* **SHORT PROBLEM**
The records below must be duplicated exactly, character for character.

* **ENTRIES**
■ ■ ■ ■ ■
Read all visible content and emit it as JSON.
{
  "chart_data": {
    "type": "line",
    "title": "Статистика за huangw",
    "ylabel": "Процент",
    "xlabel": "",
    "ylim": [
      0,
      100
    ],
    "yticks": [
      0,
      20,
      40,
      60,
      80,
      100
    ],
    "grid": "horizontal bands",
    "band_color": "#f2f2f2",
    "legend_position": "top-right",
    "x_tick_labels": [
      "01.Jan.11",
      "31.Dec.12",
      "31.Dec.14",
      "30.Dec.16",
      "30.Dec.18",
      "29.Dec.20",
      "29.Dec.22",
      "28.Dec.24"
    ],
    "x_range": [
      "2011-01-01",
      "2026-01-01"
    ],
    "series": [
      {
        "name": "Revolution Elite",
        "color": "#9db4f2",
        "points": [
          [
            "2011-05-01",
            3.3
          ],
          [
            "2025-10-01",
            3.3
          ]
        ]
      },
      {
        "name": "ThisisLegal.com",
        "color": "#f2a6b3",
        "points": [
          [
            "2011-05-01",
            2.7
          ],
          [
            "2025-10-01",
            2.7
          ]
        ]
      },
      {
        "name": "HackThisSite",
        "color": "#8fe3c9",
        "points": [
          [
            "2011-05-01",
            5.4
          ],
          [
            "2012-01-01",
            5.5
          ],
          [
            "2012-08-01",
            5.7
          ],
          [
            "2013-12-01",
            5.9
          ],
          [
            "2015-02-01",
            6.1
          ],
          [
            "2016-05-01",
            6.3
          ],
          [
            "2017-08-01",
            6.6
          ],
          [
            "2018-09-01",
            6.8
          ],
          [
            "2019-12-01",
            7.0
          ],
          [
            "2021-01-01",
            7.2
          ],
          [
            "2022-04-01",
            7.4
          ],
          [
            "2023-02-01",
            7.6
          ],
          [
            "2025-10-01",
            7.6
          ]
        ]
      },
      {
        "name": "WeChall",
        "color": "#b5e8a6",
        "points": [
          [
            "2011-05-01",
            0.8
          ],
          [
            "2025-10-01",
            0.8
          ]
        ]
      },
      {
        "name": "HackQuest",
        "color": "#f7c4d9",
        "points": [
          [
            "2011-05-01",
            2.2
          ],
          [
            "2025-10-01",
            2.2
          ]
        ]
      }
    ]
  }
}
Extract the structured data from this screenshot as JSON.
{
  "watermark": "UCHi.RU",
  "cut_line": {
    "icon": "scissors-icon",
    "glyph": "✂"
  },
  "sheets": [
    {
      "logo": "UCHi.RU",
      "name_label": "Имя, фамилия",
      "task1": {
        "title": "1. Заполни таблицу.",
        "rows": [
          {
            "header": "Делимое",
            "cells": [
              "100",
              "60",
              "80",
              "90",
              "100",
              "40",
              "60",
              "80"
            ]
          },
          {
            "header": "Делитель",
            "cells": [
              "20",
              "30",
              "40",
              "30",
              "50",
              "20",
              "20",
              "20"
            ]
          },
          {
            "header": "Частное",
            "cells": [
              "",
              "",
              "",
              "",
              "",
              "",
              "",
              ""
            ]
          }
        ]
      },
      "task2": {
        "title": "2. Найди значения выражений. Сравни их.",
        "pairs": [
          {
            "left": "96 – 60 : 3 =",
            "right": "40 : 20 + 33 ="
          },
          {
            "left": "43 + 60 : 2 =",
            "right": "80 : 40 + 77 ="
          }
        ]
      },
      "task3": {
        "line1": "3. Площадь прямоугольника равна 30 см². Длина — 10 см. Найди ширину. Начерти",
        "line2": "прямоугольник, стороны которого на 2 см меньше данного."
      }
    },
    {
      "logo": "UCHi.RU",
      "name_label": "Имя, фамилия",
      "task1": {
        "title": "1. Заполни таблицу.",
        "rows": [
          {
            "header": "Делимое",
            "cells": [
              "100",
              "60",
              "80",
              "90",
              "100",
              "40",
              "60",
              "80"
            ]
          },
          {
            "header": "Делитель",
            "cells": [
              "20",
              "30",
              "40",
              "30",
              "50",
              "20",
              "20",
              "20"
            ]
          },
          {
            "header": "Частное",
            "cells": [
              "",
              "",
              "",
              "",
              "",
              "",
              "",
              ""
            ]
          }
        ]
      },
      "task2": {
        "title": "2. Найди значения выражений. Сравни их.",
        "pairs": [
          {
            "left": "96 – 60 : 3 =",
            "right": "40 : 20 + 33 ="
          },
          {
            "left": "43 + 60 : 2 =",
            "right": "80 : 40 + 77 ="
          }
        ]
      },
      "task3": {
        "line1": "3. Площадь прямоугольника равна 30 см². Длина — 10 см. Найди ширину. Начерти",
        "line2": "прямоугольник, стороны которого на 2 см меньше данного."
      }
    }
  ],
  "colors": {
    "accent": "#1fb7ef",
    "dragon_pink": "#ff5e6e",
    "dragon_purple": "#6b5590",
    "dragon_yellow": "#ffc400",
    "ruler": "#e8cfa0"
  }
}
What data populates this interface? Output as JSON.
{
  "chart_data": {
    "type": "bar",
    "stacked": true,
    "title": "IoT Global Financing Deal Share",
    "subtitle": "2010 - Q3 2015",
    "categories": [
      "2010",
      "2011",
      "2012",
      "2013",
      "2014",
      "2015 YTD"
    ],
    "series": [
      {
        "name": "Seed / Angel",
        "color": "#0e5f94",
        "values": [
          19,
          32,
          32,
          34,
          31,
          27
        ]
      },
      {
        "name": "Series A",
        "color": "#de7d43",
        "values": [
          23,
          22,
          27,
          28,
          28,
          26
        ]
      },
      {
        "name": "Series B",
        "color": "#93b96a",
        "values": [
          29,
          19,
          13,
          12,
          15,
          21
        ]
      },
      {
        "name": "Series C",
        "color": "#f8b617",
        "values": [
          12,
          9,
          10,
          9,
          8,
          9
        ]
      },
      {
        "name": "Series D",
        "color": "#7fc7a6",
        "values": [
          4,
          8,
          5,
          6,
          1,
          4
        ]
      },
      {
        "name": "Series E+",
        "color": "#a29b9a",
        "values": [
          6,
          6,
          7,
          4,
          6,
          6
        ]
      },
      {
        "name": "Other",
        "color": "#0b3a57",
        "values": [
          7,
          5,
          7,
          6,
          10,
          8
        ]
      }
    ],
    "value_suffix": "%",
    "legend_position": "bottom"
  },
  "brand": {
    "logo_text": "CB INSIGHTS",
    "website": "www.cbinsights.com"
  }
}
■ ■ ■ ■ ■
* **EXERCISE OUTPUT**
Read all visible content and emit it as JSON.
{
  "chart_data": {
    "type": "line",
    "title": "Статистика за huangw",
    "ylabel": "Процент",
    "xlabel": "",
    "ylim": [
      0,
      100
    ],
    "yticks": [
      0,
      20,
      40,
      60,
      80,
      100
    ],
    "grid": "horizontal bands",
    "band_color": "#f2f2f2",
    "legend_position": "top-right",
    "x_tick_labels": [
      "01.Jan.11",
      "31.Dec.12",
      "31.Dec.14",
      "30.Dec.16",
      "30.Dec.18",
      "29.Dec.20",
      "29.Dec.22",
      "28.Dec.24"
    ],
    "x_range": [
      "2011-01-01",
      "2026-01-01"
    ],
    "series": [
      {
        "name": "Revolution Elite",
        "color": "#9db4f2",
        "points": [
          [
            "2011-05-01",
            3.3
          ],
          [
            "2025-10-01",
            3.3
          ]
        ]
      },
      {
        "name": "ThisisLegal.com",
        "color": "#f2a6b3",
        "points": [
          [
            "2011-05-01",
            2.7
          ],
          [
            "2025-10-01",
            2.7
          ]
        ]
      },
      {
        "name": "HackThisSite",
        "color": "#8fe3c9",
        "points": [
          [
            "2011-05-01",
            5.4
          ],
          [
            "2012-01-01",
            5.5
          ],
          [
            "2012-08-01",
            5.7
          ],
          [
            "2013-12-01",
            5.9
          ],
          [
            "2015-02-01",
            6.1
          ],
          [
            "2016-05-01",
            6.3
          ],
          [
            "2017-08-01",
            6.6
          ],
          [
            "2018-09-01",
            6.8
          ],
          [
            "2019-12-01",
            7.0
          ],
          [
            "2021-01-01",
            7.2
          ],
          [
            "2022-04-01",
            7.4
          ],
          [
            "2023-02-01",
            7.6
          ],
          [
            "2025-10-01",
            7.6
          ]
        ]
      },
      {
        "name": "WeChall",
        "color": "#b5e8a6",
        "points": [
          [
            "2011-05-01",
            0.8
          ],
          [
            "2025-10-01",
            0.8
          ]
        ]
      },
      {
        "name": "HackQuest",
        "color": "#f7c4d9",
        "points": [
          [
            "2011-05-01",
            2.2
          ],
          [
            "2025-10-01",
            2.2
          ]
        ]
      }
    ]
  }
}
Extract the structured data from this screenshot as JSON.
{
  "watermark": "UCHi.RU",
  "cut_line": {
    "icon": "scissors-icon",
    "glyph": "✂"
  },
  "sheets": [
    {
      "logo": "UCHi.RU",
      "name_label": "Имя, фамилия",
      "task1": {
        "title": "1. Заполни таблицу.",
        "rows": [
          {
            "header": "Делимое",
            "cells": [
              "100",
              "60",
              "80",
              "90",
              "100",
              "40",
              "60",
              "80"
            ]
          },
          {
            "header": "Делитель",
            "cells": [
              "20",
              "30",
              "40",
              "30",
              "50",
              "20",
              "20",
              "20"
            ]
          },
          {
            "header": "Частное",
            "cells": [
              "",
              "",
              "",
              "",
              "",
              "",
              "",
              ""
            ]
          }
        ]
      },
      "task2": {
        "title": "2. Найди значения выражений. Сравни их.",
        "pairs": [
          {
            "left": "96 – 60 : 3 =",
            "right": "40 : 20 + 33 ="
          },
          {
            "left": "43 + 60 : 2 =",
            "right": "80 : 40 + 77 ="
          }
        ]
      },
      "task3": {
        "line1": "3. Площадь прямоугольника равна 30 см². Длина — 10 см. Найди ширину. Начерти",
        "line2": "прямоугольник, стороны которого на 2 см меньше данного."
      }
    },
    {
      "logo": "UCHi.RU",
      "name_label": "Имя, фамилия",
      "task1": {
        "title": "1. Заполни таблицу.",
        "rows": [
          {
            "header": "Делимое",
            "cells": [
              "100",
              "60",
              "80",
              "90",
              "100",
              "40",
              "60",
              "80"
            ]
          },
          {
            "header": "Делитель",
            "cells": [
              "20",
              "30",
              "40",
              "30",
              "50",
              "20",
              "20",
              "20"
            ]
          },
          {
            "header": "Частное",
            "cells": [
              "",
              "",
              "",
              "",
              "",
              "",
              "",
              ""
            ]
          }
        ]
      },
      "task2": {
        "title": "2. Найди значения выражений. Сравни их.",
        "pairs": [
          {
            "left": "96 – 60 : 3 =",
            "right": "40 : 20 + 33 ="
          },
          {
            "left": "43 + 60 : 2 =",
            "right": "80 : 40 + 77 ="
          }
        ]
      },
      "task3": {
        "line1": "3. Площадь прямоугольника равна 30 см². Длина — 10 см. Найди ширину. Начерти",
        "line2": "прямоугольник, стороны которого на 2 см меньше данного."
      }
    }
  ],
  "colors": {
    "accent": "#1fb7ef",
    "dragon_pink": "#ff5e6e",
    "dragon_purple": "#6b5590",
    "dragon_yellow": "#ffc400",
    "ruler": "#e8cfa0"
  }
}
What data populates this interface? Output as JSON.
{
  "chart_data": {
    "type": "bar",
    "stacked": true,
    "title": "IoT Global Financing Deal Share",
    "subtitle": "2010 - Q3 2015",
    "categories": [
      "2010",
      "2011",
      "2012",
      "2013",
      "2014",
      "2015 YTD"
    ],
    "series": [
      {
        "name": "Seed / Angel",
        "color": "#0e5f94",
        "values": [
          19,
          32,
          32,
          34,
          31,
          27
        ]
      },
      {
        "name": "Series A",
        "color": "#de7d43",
        "values": [
          23,
          22,
          27,
          28,
          28,
          26
        ]
      },
      {
        "name": "Series B",
        "color": "#93b96a",
        "values": [
          29,
          19,
          13,
          12,
          15,
          21
        ]
      },
      {
        "name": "Series C",
        "color": "#f8b617",
        "values": [
          12,
          9,
          10,
          9,
          8,
          9
        ]
      },
      {
        "name": "Series D",
        "color": "#7fc7a6",
        "values": [
          4,
          8,
          5,
          6,
          1,
          4
        ]
      },
      {
        "name": "Series E+",
        "color": "#a29b9a",
        "values": [
          6,
          6,
          7,
          4,
          6,
          6
        ]
      },
      {
        "name": "Other",
        "color": "#0b3a57",
        "values": [
          7,
          5,
          7,
          6,
          10,
          8
        ]
      }
    ],
    "value_suffix": "%",
    "legend_position": "bottom"
  },
  "brand": {
    "logo_text": "CB INSIGHTS",
    "website": "www.cbinsights.com"
  }
}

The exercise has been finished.